>> start Records to use
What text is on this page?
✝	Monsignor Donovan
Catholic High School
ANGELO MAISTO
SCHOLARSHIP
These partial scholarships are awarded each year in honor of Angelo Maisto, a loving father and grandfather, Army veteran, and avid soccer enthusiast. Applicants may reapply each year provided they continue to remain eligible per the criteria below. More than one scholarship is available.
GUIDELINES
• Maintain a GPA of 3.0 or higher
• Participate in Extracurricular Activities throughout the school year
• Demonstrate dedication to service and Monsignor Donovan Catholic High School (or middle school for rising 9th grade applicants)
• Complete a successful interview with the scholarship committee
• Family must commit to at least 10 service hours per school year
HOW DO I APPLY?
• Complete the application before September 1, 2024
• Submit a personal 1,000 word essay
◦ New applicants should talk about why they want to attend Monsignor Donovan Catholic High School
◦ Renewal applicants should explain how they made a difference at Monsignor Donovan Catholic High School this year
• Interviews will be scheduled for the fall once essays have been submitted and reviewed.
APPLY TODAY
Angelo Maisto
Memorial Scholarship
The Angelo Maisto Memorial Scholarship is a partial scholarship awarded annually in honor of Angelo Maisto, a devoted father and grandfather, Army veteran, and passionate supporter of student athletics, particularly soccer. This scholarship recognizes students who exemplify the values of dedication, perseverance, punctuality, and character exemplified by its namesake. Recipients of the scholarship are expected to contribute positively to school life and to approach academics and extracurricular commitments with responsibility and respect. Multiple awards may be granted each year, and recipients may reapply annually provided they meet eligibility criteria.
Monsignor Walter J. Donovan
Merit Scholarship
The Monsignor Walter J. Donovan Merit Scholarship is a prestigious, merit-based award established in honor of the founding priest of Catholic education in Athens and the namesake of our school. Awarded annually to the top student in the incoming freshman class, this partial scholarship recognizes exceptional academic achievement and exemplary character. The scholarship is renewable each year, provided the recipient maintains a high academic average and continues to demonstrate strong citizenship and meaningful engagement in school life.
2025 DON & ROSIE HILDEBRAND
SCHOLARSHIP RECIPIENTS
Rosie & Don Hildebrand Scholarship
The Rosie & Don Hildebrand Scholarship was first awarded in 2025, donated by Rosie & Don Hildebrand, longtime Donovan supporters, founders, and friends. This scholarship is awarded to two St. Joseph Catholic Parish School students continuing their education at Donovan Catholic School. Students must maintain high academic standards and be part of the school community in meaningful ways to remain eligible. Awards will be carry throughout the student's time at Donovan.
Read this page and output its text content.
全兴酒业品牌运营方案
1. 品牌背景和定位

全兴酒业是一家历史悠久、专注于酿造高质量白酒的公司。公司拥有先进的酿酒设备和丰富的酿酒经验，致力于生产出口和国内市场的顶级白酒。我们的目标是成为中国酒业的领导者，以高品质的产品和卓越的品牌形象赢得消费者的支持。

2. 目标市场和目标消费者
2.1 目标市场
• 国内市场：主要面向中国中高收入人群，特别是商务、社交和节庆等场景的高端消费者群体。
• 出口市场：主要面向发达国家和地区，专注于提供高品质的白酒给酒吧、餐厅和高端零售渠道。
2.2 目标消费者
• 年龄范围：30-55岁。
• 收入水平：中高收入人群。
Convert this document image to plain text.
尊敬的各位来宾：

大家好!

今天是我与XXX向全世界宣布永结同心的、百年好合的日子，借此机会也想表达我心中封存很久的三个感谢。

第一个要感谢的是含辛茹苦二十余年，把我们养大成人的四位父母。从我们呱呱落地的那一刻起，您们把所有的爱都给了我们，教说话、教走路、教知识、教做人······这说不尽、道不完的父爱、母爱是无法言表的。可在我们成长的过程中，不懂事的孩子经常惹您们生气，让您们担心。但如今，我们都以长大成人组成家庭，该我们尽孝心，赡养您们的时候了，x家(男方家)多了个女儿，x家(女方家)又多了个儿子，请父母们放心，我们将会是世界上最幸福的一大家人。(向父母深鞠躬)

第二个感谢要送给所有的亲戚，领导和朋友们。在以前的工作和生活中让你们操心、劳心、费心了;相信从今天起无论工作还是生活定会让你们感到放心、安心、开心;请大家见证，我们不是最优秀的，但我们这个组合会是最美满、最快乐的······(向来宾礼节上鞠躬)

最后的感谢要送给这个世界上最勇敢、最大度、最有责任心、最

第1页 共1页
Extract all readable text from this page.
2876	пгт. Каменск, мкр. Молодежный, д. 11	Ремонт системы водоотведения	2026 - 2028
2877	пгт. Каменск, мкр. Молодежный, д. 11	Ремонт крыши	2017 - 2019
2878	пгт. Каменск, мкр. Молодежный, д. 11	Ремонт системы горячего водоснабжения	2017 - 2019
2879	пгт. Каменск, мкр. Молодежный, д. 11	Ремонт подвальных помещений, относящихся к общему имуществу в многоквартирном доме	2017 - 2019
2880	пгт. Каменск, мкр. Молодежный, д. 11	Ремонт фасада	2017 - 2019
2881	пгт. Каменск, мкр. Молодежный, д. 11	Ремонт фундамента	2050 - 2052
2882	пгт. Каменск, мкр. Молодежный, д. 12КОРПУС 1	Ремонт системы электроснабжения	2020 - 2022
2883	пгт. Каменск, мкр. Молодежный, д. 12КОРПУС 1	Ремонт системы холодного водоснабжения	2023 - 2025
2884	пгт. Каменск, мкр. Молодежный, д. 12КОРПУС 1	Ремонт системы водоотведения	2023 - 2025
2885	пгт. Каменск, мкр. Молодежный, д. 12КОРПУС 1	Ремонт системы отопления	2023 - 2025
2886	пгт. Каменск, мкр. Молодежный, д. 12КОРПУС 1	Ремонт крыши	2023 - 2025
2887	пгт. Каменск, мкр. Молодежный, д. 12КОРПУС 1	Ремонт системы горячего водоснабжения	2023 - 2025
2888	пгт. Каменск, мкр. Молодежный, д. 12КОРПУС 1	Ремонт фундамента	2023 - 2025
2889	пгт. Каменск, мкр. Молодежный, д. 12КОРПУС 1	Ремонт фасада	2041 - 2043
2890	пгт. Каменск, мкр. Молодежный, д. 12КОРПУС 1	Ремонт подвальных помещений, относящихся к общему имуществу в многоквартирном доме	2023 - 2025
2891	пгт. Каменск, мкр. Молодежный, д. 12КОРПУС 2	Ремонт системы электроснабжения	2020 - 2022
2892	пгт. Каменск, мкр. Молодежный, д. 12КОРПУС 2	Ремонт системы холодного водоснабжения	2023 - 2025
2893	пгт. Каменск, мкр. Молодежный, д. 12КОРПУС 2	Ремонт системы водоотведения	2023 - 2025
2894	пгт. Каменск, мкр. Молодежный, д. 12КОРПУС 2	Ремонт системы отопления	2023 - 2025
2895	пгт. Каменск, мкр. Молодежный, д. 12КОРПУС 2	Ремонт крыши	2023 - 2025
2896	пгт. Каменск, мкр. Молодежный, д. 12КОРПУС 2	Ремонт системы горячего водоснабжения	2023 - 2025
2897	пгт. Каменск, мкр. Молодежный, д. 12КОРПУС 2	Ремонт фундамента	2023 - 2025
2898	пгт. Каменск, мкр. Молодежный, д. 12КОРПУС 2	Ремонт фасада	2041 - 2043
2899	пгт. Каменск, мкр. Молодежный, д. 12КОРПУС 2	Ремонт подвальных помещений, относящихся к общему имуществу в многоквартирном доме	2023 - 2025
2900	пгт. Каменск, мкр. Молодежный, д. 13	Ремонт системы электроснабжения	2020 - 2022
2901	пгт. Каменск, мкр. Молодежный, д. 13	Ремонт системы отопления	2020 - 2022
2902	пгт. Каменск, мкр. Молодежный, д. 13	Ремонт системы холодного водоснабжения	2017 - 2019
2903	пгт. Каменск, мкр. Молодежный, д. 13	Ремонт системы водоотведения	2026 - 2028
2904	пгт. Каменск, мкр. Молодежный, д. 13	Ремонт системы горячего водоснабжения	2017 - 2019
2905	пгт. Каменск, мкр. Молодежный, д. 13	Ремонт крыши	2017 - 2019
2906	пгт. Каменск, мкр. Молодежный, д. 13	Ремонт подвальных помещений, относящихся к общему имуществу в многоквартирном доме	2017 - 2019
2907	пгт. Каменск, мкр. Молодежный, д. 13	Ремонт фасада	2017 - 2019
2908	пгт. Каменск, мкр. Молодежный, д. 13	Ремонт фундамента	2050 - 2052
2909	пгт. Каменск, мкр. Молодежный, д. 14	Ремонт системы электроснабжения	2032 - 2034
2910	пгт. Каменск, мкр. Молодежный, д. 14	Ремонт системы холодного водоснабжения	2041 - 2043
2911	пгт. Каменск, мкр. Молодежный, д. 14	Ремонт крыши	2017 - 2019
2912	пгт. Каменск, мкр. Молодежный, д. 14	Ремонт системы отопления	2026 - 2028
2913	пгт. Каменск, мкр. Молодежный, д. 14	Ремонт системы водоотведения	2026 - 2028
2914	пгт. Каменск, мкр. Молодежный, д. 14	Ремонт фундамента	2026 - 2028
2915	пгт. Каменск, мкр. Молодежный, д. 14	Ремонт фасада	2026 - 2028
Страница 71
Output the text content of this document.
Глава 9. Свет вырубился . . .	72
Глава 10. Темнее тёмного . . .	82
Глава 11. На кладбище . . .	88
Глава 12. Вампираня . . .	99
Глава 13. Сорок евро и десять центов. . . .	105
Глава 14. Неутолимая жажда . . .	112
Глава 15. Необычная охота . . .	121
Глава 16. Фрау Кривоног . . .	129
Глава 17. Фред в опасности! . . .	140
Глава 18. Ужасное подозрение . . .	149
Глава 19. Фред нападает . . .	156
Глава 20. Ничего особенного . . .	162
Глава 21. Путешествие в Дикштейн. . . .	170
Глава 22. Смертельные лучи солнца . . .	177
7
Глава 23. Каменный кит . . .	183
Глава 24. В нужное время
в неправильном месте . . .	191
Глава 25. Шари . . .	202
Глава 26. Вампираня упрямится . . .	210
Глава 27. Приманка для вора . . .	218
>> end Records to use
Could you quote, exactly as they appear, the line containing "Output the text content of this document." and every line after it to the end of the records above?

▶ **Answer to the problem**
Output the text content of this document.
Глава 9. Свет вырубился . . .	72
Глава 10. Темнее тёмного . . .	82
Глава 11. На кладбище . . .	88
Глава 12. Вампираня . . .	99
Глава 13. Сорок евро и десять центов. . . .	105
Глава 14. Неутолимая жажда . . .	112
Глава 15. Необычная охота . . .	121
Глава 16. Фрау Кривоног . . .	129
Глава 17. Фред в опасности! . . .	140
Глава 18. Ужасное подозрение . . .	149
Глава 19. Фред нападает . . .	156
Глава 20. Ничего особенного . . .	162
Глава 21. Путешествие в Дикштейн. . . .	170
Глава 22. Смертельные лучи солнца . . .	177
7
Глава 23. Каменный кит . . .	183
Глава 24. В нужное время
в неправильном месте . . .	191
Глава 25. Шари . . .	202
Глава 26. Вампираня упрямится . . .	210
Глава 27. Приманка для вора . . .	218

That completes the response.